GOAL OF THE EXERCISE: Please copy the lines below word for word, leaving out the pictures.

━━━━━━━━━━

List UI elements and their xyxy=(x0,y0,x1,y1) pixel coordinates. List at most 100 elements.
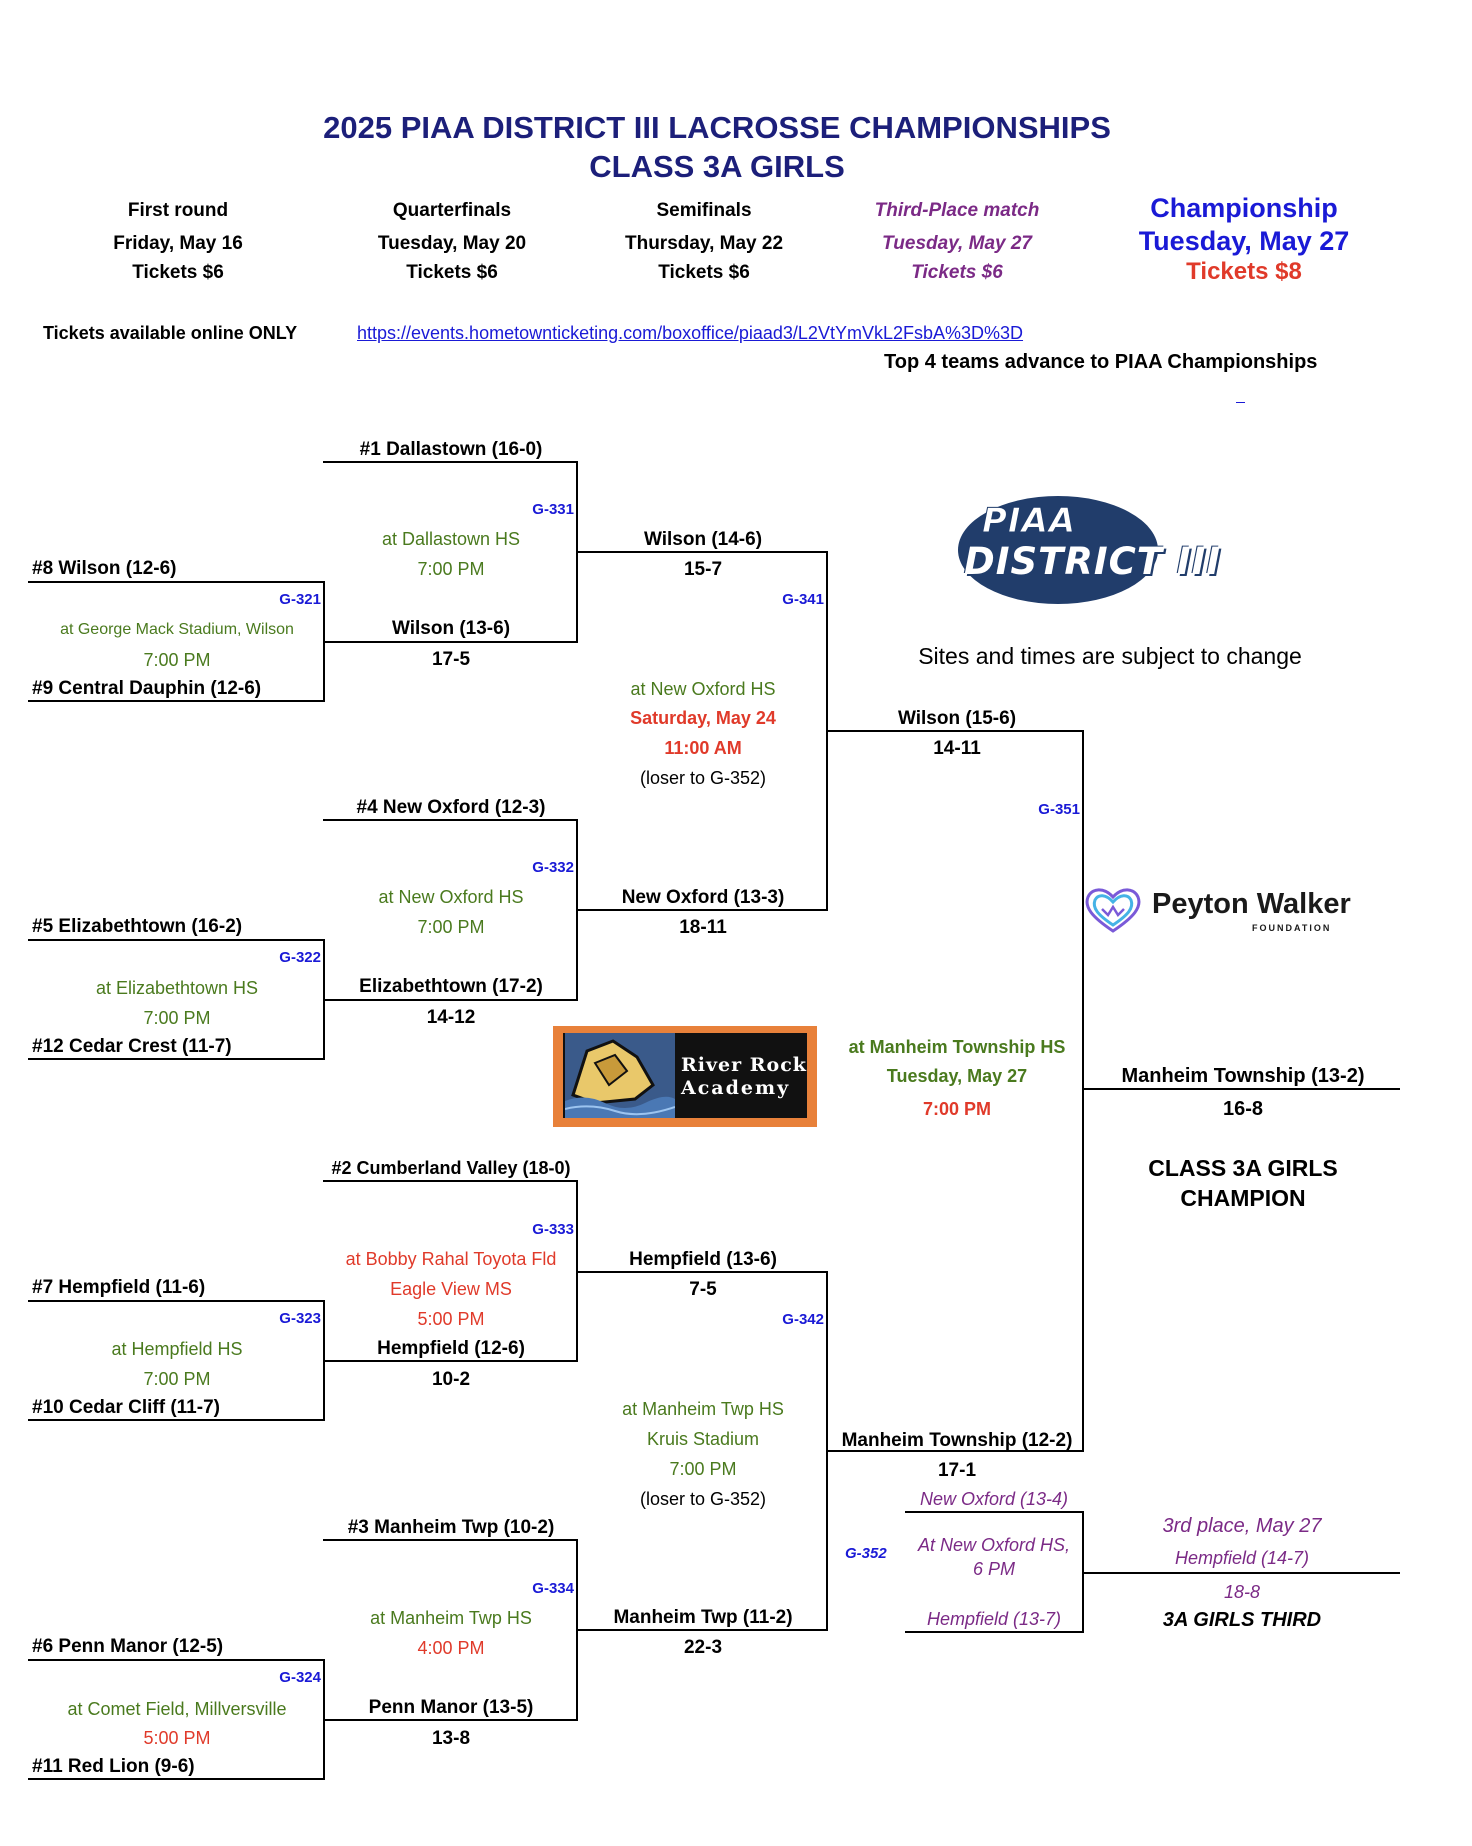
qf3-winner: Hempfield (12-6) xyxy=(377,1338,525,1359)
qf4-score: 13-8 xyxy=(431,1728,471,1749)
third-heading: 3rd place, May 27 xyxy=(1162,1515,1322,1537)
qf1-winner: Wilson (13-6) xyxy=(391,618,511,639)
final-game-tag: G-351 xyxy=(1038,801,1080,818)
qf3-venue: at Bobby Rahal Toyota Fld xyxy=(345,1249,557,1269)
fr2-bottom-team: #12 Cedar Crest (11-7) xyxy=(32,1036,232,1057)
heart-icon xyxy=(1085,888,1141,933)
line-qf4-out xyxy=(576,1629,828,1631)
sf2-venue2: Kruis Stadium xyxy=(646,1429,760,1449)
line-fr2-out xyxy=(323,999,578,1001)
third-label: 3A GIRLS THIRD xyxy=(1162,1609,1322,1631)
line-fr4-top xyxy=(28,1659,325,1661)
third-top-team: New Oxford (13-4) xyxy=(919,1489,1069,1509)
round-date-semi: Thursday, May 22 xyxy=(624,233,784,254)
champion-score: 16-8 xyxy=(1222,1098,1264,1120)
final-bottom-score: 17-1 xyxy=(937,1460,977,1481)
round-name-first: First round xyxy=(127,200,229,221)
third-score: 18-8 xyxy=(1223,1582,1261,1602)
qf4-winner: Penn Manor (13-5) xyxy=(368,1697,534,1718)
qf2-seed-team: #4 New Oxford (12-3) xyxy=(356,797,546,818)
line-qf2-out xyxy=(576,909,828,911)
sf1-time: 11:00 AM xyxy=(664,738,742,758)
round-tickets-semi: Tickets $6 xyxy=(658,262,750,283)
champion-label-line1: CLASS 3A GIRLS xyxy=(1148,1155,1338,1181)
fr3-time: 7:00 PM xyxy=(143,1369,211,1389)
round-name-third: Third-Place match xyxy=(874,200,1040,221)
fr3-game-tag: G-323 xyxy=(279,1310,321,1327)
round-date-quarter: Tuesday, May 20 xyxy=(377,233,527,254)
river-rock-line1: River Rock xyxy=(681,1054,807,1076)
logo-oval xyxy=(958,496,1158,604)
line-fr1-out xyxy=(323,641,578,643)
qf2-game-tag: G-332 xyxy=(532,859,574,876)
page-subtitle: CLASS 3A GIRLS xyxy=(589,149,845,184)
piaa-district-logo: PIAA DISTRICT III xyxy=(950,490,1230,610)
line-fr3-top xyxy=(28,1300,325,1302)
round-date-third: Tuesday, May 27 xyxy=(882,233,1032,254)
fr3-venue: at Hempfield HS xyxy=(111,1339,243,1359)
line-fr2-bottom xyxy=(28,1058,325,1060)
fr2-top-team: #5 Elizabethtown (16-2) xyxy=(32,916,243,937)
final-date: Tuesday, May 27 xyxy=(886,1066,1028,1086)
tickets-note: Tickets available online ONLY xyxy=(43,323,298,343)
third-time: 6 PM xyxy=(972,1559,1016,1579)
sf1-top-score: 15-7 xyxy=(683,559,723,580)
qf2-venue: at New Oxford HS xyxy=(378,887,524,907)
line-qf3-top xyxy=(323,1180,578,1182)
round-tickets-third: Tickets $6 xyxy=(911,262,1003,283)
sf1-bottom-score: 18-11 xyxy=(679,917,727,938)
line-sf2-out xyxy=(826,1450,1084,1452)
line-fr4-out xyxy=(323,1719,578,1721)
final-time: 7:00 PM xyxy=(922,1099,992,1119)
fr4-game-tag: G-324 xyxy=(279,1669,321,1686)
tickets-link[interactable]: https://events.hometownticketing.com/box… xyxy=(357,323,1024,343)
round-name-quarter: Quarterfinals xyxy=(392,200,512,221)
sf1-venue: at New Oxford HS xyxy=(630,679,776,699)
qf4-time: 4:00 PM xyxy=(417,1638,485,1658)
round-date-championship: Tuesday, May 27 xyxy=(1138,226,1350,256)
champion-label-line2: CHAMPION xyxy=(1180,1185,1306,1211)
peyton-walker-name: Peyton Walker xyxy=(1152,888,1351,920)
fr4-venue: at Comet Field, Millversville xyxy=(67,1699,287,1719)
sf1-date: Saturday, May 24 xyxy=(630,708,776,728)
river-rock-line2: Academy xyxy=(681,1077,791,1099)
round-tickets-quarter: Tickets $6 xyxy=(406,262,498,283)
line-fr3-bottom xyxy=(28,1419,325,1421)
sf2-top-team: Hempfield (13-6) xyxy=(629,1249,777,1270)
line-third-top xyxy=(905,1511,1084,1513)
qf1-score: 17-5 xyxy=(431,649,471,670)
qf3-score: 10-2 xyxy=(431,1369,471,1390)
qf3-game-tag: G-333 xyxy=(532,1221,574,1238)
line-fr1-top xyxy=(28,581,325,583)
round-tickets-championship: Tickets $8 xyxy=(1186,258,1302,285)
fr2-time: 7:00 PM xyxy=(143,1008,211,1028)
rock-icon xyxy=(565,1033,675,1118)
qf1-venue: at Dallastown HS xyxy=(381,529,521,549)
sf2-bottom-team: Manheim Twp (11-2) xyxy=(613,1607,793,1628)
sf1-bottom-team: New Oxford (13-3) xyxy=(621,887,785,908)
qf4-game-tag: G-334 xyxy=(532,1580,574,1597)
line-fr1-bottom xyxy=(28,700,325,702)
sf1-game-tag: G-341 xyxy=(782,591,824,608)
qf3-time: 5:00 PM xyxy=(417,1309,485,1329)
qf4-venue: at Manheim Twp HS xyxy=(370,1608,532,1628)
logo-piaa-text: PIAA xyxy=(981,501,1077,541)
sf1-note: (loser to G-352) xyxy=(639,768,767,788)
line-champion xyxy=(1082,1088,1400,1090)
qf3-seed-team: #2 Cumberland Valley (18-0) xyxy=(331,1158,571,1178)
qf2-time: 7:00 PM xyxy=(417,917,485,937)
round-name-championship: Championship xyxy=(1150,193,1338,223)
fr3-top-team: #7 Hempfield (11-6) xyxy=(32,1277,206,1298)
fr3-bottom-team: #10 Cedar Cliff (11-7) xyxy=(32,1397,220,1418)
line-fr2-top xyxy=(28,939,325,941)
qf2-winner: Elizabethtown (17-2) xyxy=(359,976,543,997)
fr1-game-tag: G-321 xyxy=(279,591,321,608)
line-qf4-top xyxy=(323,1539,578,1541)
qf1-seed-team: #1 Dallastown (16-0) xyxy=(359,439,543,460)
advance-note: Top 4 teams advance to PIAA Championship… xyxy=(884,351,1318,373)
line-qf1-top xyxy=(323,461,578,463)
sf2-bottom-score: 22-3 xyxy=(683,1637,723,1658)
fr1-bottom-team: #9 Central Dauphin (12-6) xyxy=(32,678,262,699)
fr4-time: 5:00 PM xyxy=(143,1728,211,1748)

━━━━━━━━━━

ANSWER BELOW:
List UI elements and their xyxy=(x0,y0,x1,y1) pixel coordinates. List at most 100 elements.
qf3-winner: Hempfield (12-6) xyxy=(377,1338,525,1359)
qf4-score: 13-8 xyxy=(431,1728,471,1749)
third-heading: 3rd place, May 27 xyxy=(1162,1515,1322,1537)
qf1-winner: Wilson (13-6) xyxy=(391,618,511,639)
final-game-tag: G-351 xyxy=(1038,801,1080,818)
qf3-venue: at Bobby Rahal Toyota Fld xyxy=(345,1249,557,1269)
fr2-bottom-team: #12 Cedar Crest (11-7) xyxy=(32,1036,232,1057)
heart-icon xyxy=(1085,888,1141,933)
line-qf4-out xyxy=(576,1629,828,1631)
sf2-venue2: Kruis Stadium xyxy=(646,1429,760,1449)
line-fr2-out xyxy=(323,999,578,1001)
third-label: 3A GIRLS THIRD xyxy=(1162,1609,1322,1631)
line-fr4-top xyxy=(28,1659,325,1661)
third-top-team: New Oxford (13-4) xyxy=(919,1489,1069,1509)
round-date-semi: Thursday, May 22 xyxy=(624,233,784,254)
champion-score: 16-8 xyxy=(1222,1098,1264,1120)
final-bottom-score: 17-1 xyxy=(937,1460,977,1481)
round-name-first: First round xyxy=(127,200,229,221)
third-score: 18-8 xyxy=(1223,1582,1261,1602)
qf4-winner: Penn Manor (13-5) xyxy=(368,1697,534,1718)
qf2-seed-team: #4 New Oxford (12-3) xyxy=(356,797,546,818)
line-qf2-out xyxy=(576,909,828,911)
sf1-time: 11:00 AM xyxy=(664,738,742,758)
round-tickets-semi: Tickets $6 xyxy=(658,262,750,283)
champion-label-line1: CLASS 3A GIRLS xyxy=(1148,1155,1338,1181)
fr3-time: 7:00 PM xyxy=(143,1369,211,1389)
round-name-third: Third-Place match xyxy=(874,200,1040,221)
fr3-game-tag: G-323 xyxy=(279,1310,321,1327)
round-date-quarter: Tuesday, May 20 xyxy=(377,233,527,254)
river-rock-line1: River Rock xyxy=(681,1054,807,1076)
logo-oval xyxy=(958,496,1158,604)
line-fr1-out xyxy=(323,641,578,643)
qf2-game-tag: G-332 xyxy=(532,859,574,876)
page-subtitle: CLASS 3A GIRLS xyxy=(589,149,845,184)
piaa-district-logo: PIAA DISTRICT III xyxy=(950,490,1230,610)
line-fr3-top xyxy=(28,1300,325,1302)
round-date-third: Tuesday, May 27 xyxy=(882,233,1032,254)
fr3-venue: at Hempfield HS xyxy=(111,1339,243,1359)
line-fr2-bottom xyxy=(28,1058,325,1060)
fr2-top-team: #5 Elizabethtown (16-2) xyxy=(32,916,243,937)
final-date: Tuesday, May 27 xyxy=(886,1066,1028,1086)
tickets-note: Tickets available online ONLY xyxy=(43,323,298,343)
third-time: 6 PM xyxy=(972,1559,1016,1579)
sf1-top-score: 15-7 xyxy=(683,559,723,580)
qf2-venue: at New Oxford HS xyxy=(378,887,524,907)
line-qf3-top xyxy=(323,1180,578,1182)
round-tickets-third: Tickets $6 xyxy=(911,262,1003,283)
sf1-bottom-score: 18-11 xyxy=(679,917,727,938)
line-sf2-out xyxy=(826,1450,1084,1452)
line-fr4-out xyxy=(323,1719,578,1721)
final-time: 7:00 PM xyxy=(922,1099,992,1119)
fr4-game-tag: G-324 xyxy=(279,1669,321,1686)
tickets-link[interactable]: https://events.hometownticketing.com/box… xyxy=(357,323,1024,343)
round-name-quarter: Quarterfinals xyxy=(392,200,512,221)
sf1-venue: at New Oxford HS xyxy=(630,679,776,699)
qf4-time: 4:00 PM xyxy=(417,1638,485,1658)
round-date-championship: Tuesday, May 27 xyxy=(1138,226,1350,256)
champion-label-line2: CHAMPION xyxy=(1180,1185,1306,1211)
peyton-walker-name: Peyton Walker xyxy=(1152,888,1351,920)
fr4-venue: at Comet Field, Millversville xyxy=(67,1699,287,1719)
sf1-date: Saturday, May 24 xyxy=(630,708,776,728)
river-rock-line2: Academy xyxy=(681,1077,791,1099)
round-tickets-quarter: Tickets $6 xyxy=(406,262,498,283)
line-fr3-bottom xyxy=(28,1419,325,1421)
sf2-top-team: Hempfield (13-6) xyxy=(629,1249,777,1270)
line-third-top xyxy=(905,1511,1084,1513)
qf1-score: 17-5 xyxy=(431,649,471,670)
qf3-score: 10-2 xyxy=(431,1369,471,1390)
qf3-game-tag: G-333 xyxy=(532,1221,574,1238)
line-fr1-top xyxy=(28,581,325,583)
round-tickets-championship: Tickets $8 xyxy=(1186,258,1302,285)
fr2-time: 7:00 PM xyxy=(143,1008,211,1028)
rock-icon xyxy=(565,1033,675,1118)
qf1-venue: at Dallastown HS xyxy=(381,529,521,549)
sf2-bottom-team: Manheim Twp (11-2) xyxy=(613,1607,793,1628)
sf1-bottom-team: New Oxford (13-3) xyxy=(621,887,785,908)
qf4-game-tag: G-334 xyxy=(532,1580,574,1597)
line-fr1-bottom xyxy=(28,700,325,702)
sf1-game-tag: G-341 xyxy=(782,591,824,608)
qf3-time: 5:00 PM xyxy=(417,1309,485,1329)
qf4-venue: at Manheim Twp HS xyxy=(370,1608,532,1628)
logo-piaa-text: PIAA xyxy=(981,501,1077,541)
sf1-note: (loser to G-352) xyxy=(639,768,767,788)
line-champion xyxy=(1082,1088,1400,1090)
qf3-seed-team: #2 Cumberland Valley (18-0) xyxy=(331,1158,571,1178)
qf2-time: 7:00 PM xyxy=(417,917,485,937)
round-name-championship: Championship xyxy=(1150,193,1338,223)
fr3-top-team: #7 Hempfield (11-6) xyxy=(32,1277,206,1298)
fr3-bottom-team: #10 Cedar Cliff (11-7) xyxy=(32,1397,220,1418)
line-fr2-top xyxy=(28,939,325,941)
qf2-winner: Elizabethtown (17-2) xyxy=(359,976,543,997)
fr1-game-tag: G-321 xyxy=(279,591,321,608)
line-qf4-top xyxy=(323,1539,578,1541)
qf1-seed-team: #1 Dallastown (16-0) xyxy=(359,439,543,460)
advance-note: Top 4 teams advance to PIAA Championship… xyxy=(884,351,1318,373)
line-qf1-top xyxy=(323,461,578,463)
sf2-bottom-score: 22-3 xyxy=(683,1637,723,1658)
fr1-bottom-team: #9 Central Dauphin (12-6) xyxy=(32,678,262,699)
fr4-time: 5:00 PM xyxy=(143,1728,211,1748)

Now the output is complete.